_What is needed_
Here are some entries; quote each one exactly.
** BEGIN Supplied information **
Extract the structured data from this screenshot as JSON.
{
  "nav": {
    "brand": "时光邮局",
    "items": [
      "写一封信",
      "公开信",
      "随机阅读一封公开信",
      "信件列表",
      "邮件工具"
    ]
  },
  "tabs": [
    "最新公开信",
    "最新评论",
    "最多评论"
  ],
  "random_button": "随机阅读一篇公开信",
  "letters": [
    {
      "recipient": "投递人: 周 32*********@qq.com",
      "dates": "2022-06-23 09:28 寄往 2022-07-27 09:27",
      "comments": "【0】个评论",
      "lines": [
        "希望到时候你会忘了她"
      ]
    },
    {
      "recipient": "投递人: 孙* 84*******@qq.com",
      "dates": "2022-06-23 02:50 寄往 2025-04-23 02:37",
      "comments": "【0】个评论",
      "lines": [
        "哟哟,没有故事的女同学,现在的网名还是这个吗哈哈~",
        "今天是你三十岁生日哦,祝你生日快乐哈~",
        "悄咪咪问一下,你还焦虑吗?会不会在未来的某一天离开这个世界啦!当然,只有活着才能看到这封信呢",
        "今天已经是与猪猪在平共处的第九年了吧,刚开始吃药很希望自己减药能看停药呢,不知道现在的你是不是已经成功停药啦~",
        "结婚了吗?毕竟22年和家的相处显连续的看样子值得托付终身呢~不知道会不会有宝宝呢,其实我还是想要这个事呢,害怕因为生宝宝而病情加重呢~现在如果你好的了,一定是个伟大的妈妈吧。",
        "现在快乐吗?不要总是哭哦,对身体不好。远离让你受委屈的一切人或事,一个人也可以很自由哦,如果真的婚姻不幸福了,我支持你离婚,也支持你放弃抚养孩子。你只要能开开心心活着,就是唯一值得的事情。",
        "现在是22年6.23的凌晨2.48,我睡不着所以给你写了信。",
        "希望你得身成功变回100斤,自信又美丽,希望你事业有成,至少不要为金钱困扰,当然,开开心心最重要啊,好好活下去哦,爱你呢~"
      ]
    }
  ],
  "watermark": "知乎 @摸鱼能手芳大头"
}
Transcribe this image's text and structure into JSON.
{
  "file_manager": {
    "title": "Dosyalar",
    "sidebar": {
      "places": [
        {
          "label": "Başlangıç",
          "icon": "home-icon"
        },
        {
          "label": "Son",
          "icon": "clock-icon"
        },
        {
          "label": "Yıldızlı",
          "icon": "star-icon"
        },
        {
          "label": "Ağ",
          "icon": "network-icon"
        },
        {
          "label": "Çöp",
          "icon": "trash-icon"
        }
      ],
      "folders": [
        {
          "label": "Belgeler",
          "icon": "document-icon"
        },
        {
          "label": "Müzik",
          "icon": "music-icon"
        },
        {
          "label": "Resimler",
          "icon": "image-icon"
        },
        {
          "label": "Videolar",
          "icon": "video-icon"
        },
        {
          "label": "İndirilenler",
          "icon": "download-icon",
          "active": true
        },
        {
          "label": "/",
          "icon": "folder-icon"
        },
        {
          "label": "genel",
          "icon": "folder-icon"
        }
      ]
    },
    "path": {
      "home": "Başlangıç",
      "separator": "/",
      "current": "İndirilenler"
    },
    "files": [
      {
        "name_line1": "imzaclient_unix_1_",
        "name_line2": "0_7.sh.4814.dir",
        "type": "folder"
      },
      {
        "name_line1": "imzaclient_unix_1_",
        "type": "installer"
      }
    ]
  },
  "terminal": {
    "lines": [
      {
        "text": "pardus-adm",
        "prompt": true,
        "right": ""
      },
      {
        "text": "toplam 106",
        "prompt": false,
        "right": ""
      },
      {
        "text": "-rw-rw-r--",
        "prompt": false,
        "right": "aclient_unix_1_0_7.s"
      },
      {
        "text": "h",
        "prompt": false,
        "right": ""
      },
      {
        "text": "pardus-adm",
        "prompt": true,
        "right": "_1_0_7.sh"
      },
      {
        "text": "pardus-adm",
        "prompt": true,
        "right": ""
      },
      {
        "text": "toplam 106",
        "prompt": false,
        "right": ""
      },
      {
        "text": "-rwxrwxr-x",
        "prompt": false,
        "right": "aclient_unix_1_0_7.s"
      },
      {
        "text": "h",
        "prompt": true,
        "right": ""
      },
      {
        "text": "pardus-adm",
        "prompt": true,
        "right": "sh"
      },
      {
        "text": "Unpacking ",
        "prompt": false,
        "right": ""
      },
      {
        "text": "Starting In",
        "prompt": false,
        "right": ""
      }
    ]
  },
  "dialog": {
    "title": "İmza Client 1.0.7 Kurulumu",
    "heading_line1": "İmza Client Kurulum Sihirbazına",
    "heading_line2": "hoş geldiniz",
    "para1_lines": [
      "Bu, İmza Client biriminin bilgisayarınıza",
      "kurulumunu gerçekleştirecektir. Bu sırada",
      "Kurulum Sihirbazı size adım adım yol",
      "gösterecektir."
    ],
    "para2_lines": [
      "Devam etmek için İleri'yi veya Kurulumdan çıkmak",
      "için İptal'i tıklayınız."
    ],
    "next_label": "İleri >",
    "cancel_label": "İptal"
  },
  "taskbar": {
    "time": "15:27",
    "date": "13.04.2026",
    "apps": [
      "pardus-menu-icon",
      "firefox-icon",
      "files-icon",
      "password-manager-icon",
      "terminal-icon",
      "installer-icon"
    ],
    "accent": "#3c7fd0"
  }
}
** END Supplied information **
_Written response_
Extract the structured data from this screenshot as JSON.
{
  "nav": {
    "brand": "时光邮局",
    "items": [
      "写一封信",
      "公开信",
      "随机阅读一封公开信",
      "信件列表",
      "邮件工具"
    ]
  },
  "tabs": [
    "最新公开信",
    "最新评论",
    "最多评论"
  ],
  "random_button": "随机阅读一篇公开信",
  "letters": [
    {
      "recipient": "投递人: 周 32*********@qq.com",
      "dates": "2022-06-23 09:28 寄往 2022-07-27 09:27",
      "comments": "【0】个评论",
      "lines": [
        "希望到时候你会忘了她"
      ]
    },
    {
      "recipient": "投递人: 孙* 84*******@qq.com",
      "dates": "2022-06-23 02:50 寄往 2025-04-23 02:37",
      "comments": "【0】个评论",
      "lines": [
        "哟哟,没有故事的女同学,现在的网名还是这个吗哈哈~",
        "今天是你三十岁生日哦,祝你生日快乐哈~",
        "悄咪咪问一下,你还焦虑吗?会不会在未来的某一天离开这个世界啦!当然,只有活着才能看到这封信呢",
        "今天已经是与猪猪在平共处的第九年了吧,刚开始吃药很希望自己减药能看停药呢,不知道现在的你是不是已经成功停药啦~",
        "结婚了吗?毕竟22年和家的相处显连续的看样子值得托付终身呢~不知道会不会有宝宝呢,其实我还是想要这个事呢,害怕因为生宝宝而病情加重呢~现在如果你好的了,一定是个伟大的妈妈吧。",
        "现在快乐吗?不要总是哭哦,对身体不好。远离让你受委屈的一切人或事,一个人也可以很自由哦,如果真的婚姻不幸福了,我支持你离婚,也支持你放弃抚养孩子。你只要能开开心心活着,就是唯一值得的事情。",
        "现在是22年6.23的凌晨2.48,我睡不着所以给你写了信。",
        "希望你得身成功变回100斤,自信又美丽,希望你事业有成,至少不要为金钱困扰,当然,开开心心最重要啊,好好活下去哦,爱你呢~"
      ]
    }
  ],
  "watermark": "知乎 @摸鱼能手芳大头"
}
Transcribe this image's text and structure into JSON.
{
  "file_manager": {
    "title": "Dosyalar",
    "sidebar": {
      "places": [
        {
          "label": "Başlangıç",
          "icon": "home-icon"
        },
        {
          "label": "Son",
          "icon": "clock-icon"
        },
        {
          "label": "Yıldızlı",
          "icon": "star-icon"
        },
        {
          "label": "Ağ",
          "icon": "network-icon"
        },
        {
          "label": "Çöp",
          "icon": "trash-icon"
        }
      ],
      "folders": [
        {
          "label": "Belgeler",
          "icon": "document-icon"
        },
        {
          "label": "Müzik",
          "icon": "music-icon"
        },
        {
          "label": "Resimler",
          "icon": "image-icon"
        },
        {
          "label": "Videolar",
          "icon": "video-icon"
        },
        {
          "label": "İndirilenler",
          "icon": "download-icon",
          "active": true
        },
        {
          "label": "/",
          "icon": "folder-icon"
        },
        {
          "label": "genel",
          "icon": "folder-icon"
        }
      ]
    },
    "path": {
      "home": "Başlangıç",
      "separator": "/",
      "current": "İndirilenler"
    },
    "files": [
      {
        "name_line1": "imzaclient_unix_1_",
        "name_line2": "0_7.sh.4814.dir",
        "type": "folder"
      },
      {
        "name_line1": "imzaclient_unix_1_",
        "type": "installer"
      }
    ]
  },
  "terminal": {
    "lines": [
      {
        "text": "pardus-adm",
        "prompt": true,
        "right": ""
      },
      {
        "text": "toplam 106",
        "prompt": false,
        "right": ""
      },
      {
        "text": "-rw-rw-r--",
        "prompt": false,
        "right": "aclient_unix_1_0_7.s"
      },
      {
        "text": "h",
        "prompt": false,
        "right": ""
      },
      {
        "text": "pardus-adm",
        "prompt": true,
        "right": "_1_0_7.sh"
      },
      {
        "text": "pardus-adm",
        "prompt": true,
        "right": ""
      },
      {
        "text": "toplam 106",
        "prompt": false,
        "right": ""
      },
      {
        "text": "-rwxrwxr-x",
        "prompt": false,
        "right": "aclient_unix_1_0_7.s"
      },
      {
        "text": "h",
        "prompt": true,
        "right": ""
      },
      {
        "text": "pardus-adm",
        "prompt": true,
        "right": "sh"
      },
      {
        "text": "Unpacking ",
        "prompt": false,
        "right": ""
      },
      {
        "text": "Starting In",
        "prompt": false,
        "right": ""
      }
    ]
  },
  "dialog": {
    "title": "İmza Client 1.0.7 Kurulumu",
    "heading_line1": "İmza Client Kurulum Sihirbazına",
    "heading_line2": "hoş geldiniz",
    "para1_lines": [
      "Bu, İmza Client biriminin bilgisayarınıza",
      "kurulumunu gerçekleştirecektir. Bu sırada",
      "Kurulum Sihirbazı size adım adım yol",
      "gösterecektir."
    ],
    "para2_lines": [
      "Devam etmek için İleri'yi veya Kurulumdan çıkmak",
      "için İptal'i tıklayınız."
    ],
    "next_label": "İleri >",
    "cancel_label": "İptal"
  },
  "taskbar": {
    "time": "15:27",
    "date": "13.04.2026",
    "apps": [
      "pardus-menu-icon",
      "firefox-icon",
      "files-icon",
      "password-manager-icon",
      "terminal-icon",
      "installer-icon"
    ],
    "accent": "#3c7fd0"
  }
}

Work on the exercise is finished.